:: AIM ::
Each line below should be retyped exactly, with no pictures.

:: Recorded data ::

--- start ---

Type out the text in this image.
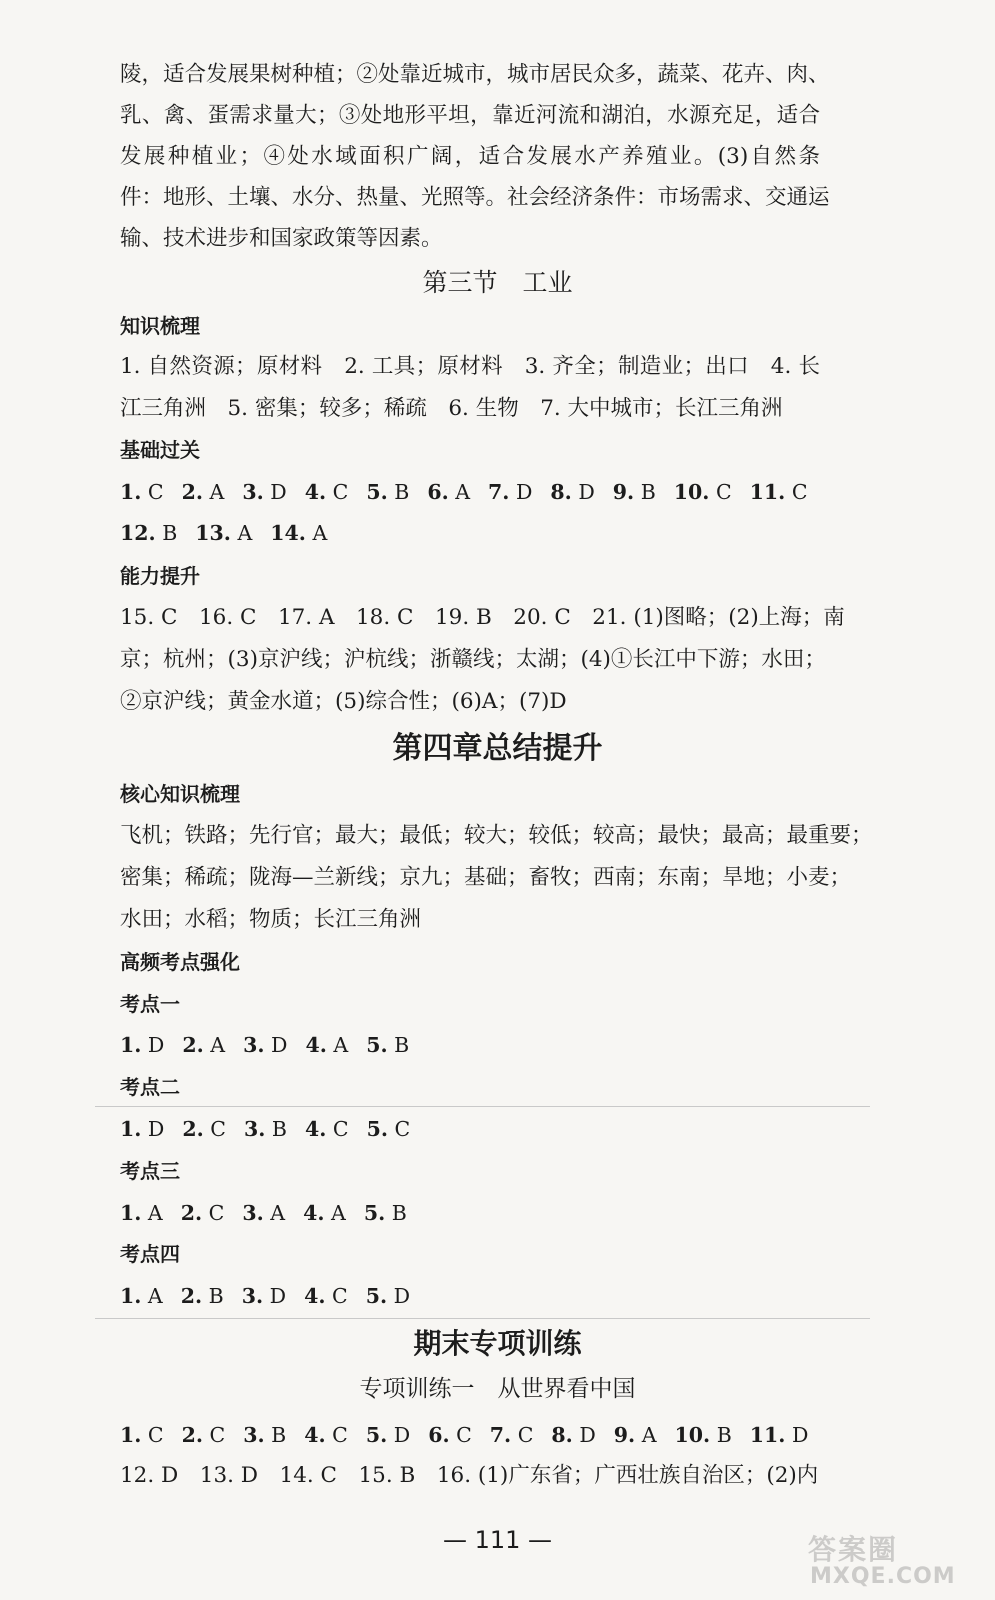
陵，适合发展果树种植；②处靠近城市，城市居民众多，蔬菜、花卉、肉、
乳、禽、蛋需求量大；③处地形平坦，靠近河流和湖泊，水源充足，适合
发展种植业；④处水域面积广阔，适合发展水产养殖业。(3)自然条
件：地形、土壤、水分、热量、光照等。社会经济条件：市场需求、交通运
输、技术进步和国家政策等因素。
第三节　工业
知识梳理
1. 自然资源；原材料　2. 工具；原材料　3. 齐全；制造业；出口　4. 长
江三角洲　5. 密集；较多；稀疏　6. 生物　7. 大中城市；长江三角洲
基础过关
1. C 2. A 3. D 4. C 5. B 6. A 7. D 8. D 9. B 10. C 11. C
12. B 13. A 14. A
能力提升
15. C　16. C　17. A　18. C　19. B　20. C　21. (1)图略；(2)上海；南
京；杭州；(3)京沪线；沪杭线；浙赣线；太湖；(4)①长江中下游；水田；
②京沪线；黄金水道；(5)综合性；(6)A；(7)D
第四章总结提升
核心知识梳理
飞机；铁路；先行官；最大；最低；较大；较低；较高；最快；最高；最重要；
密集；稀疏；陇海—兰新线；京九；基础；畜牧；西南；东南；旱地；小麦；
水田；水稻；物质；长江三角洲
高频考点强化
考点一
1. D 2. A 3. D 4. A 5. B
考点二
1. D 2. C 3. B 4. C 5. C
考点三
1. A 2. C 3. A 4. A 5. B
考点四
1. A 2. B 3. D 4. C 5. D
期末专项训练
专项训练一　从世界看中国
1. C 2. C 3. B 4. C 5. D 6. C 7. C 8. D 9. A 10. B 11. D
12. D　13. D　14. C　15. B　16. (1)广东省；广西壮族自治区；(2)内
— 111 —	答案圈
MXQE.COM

--- end ---

:: TASK RESPONSE ::
Type out the text in this image.
陵，适合发展果树种植；②处靠近城市，城市居民众多，蔬菜、花卉、肉、
乳、禽、蛋需求量大；③处地形平坦，靠近河流和湖泊，水源充足，适合
发展种植业；④处水域面积广阔，适合发展水产养殖业。(3)自然条
件：地形、土壤、水分、热量、光照等。社会经济条件：市场需求、交通运
输、技术进步和国家政策等因素。
第三节　工业
知识梳理
1. 自然资源；原材料　2. 工具；原材料　3. 齐全；制造业；出口　4. 长
江三角洲　5. 密集；较多；稀疏　6. 生物　7. 大中城市；长江三角洲
基础过关
1. C 2. A 3. D 4. C 5. B 6. A 7. D 8. D 9. B 10. C 11. C
12. B 13. A 14. A
能力提升
15. C　16. C　17. A　18. C　19. B　20. C　21. (1)图略；(2)上海；南
京；杭州；(3)京沪线；沪杭线；浙赣线；太湖；(4)①长江中下游；水田；
②京沪线；黄金水道；(5)综合性；(6)A；(7)D
第四章总结提升
核心知识梳理
飞机；铁路；先行官；最大；最低；较大；较低；较高；最快；最高；最重要；
密集；稀疏；陇海—兰新线；京九；基础；畜牧；西南；东南；旱地；小麦；
水田；水稻；物质；长江三角洲
高频考点强化
考点一
1. D 2. A 3. D 4. A 5. B
考点二
1. D 2. C 3. B 4. C 5. C
考点三
1. A 2. C 3. A 4. A 5. B
考点四
1. A 2. B 3. D 4. C 5. D
期末专项训练
专项训练一　从世界看中国
1. C 2. C 3. B 4. C 5. D 6. C 7. C 8. D 9. A 10. B 11. D
12. D　13. D　14. C　15. B　16. (1)广东省；广西壮族自治区；(2)内
— 111 —	答案圈
MXQE.COM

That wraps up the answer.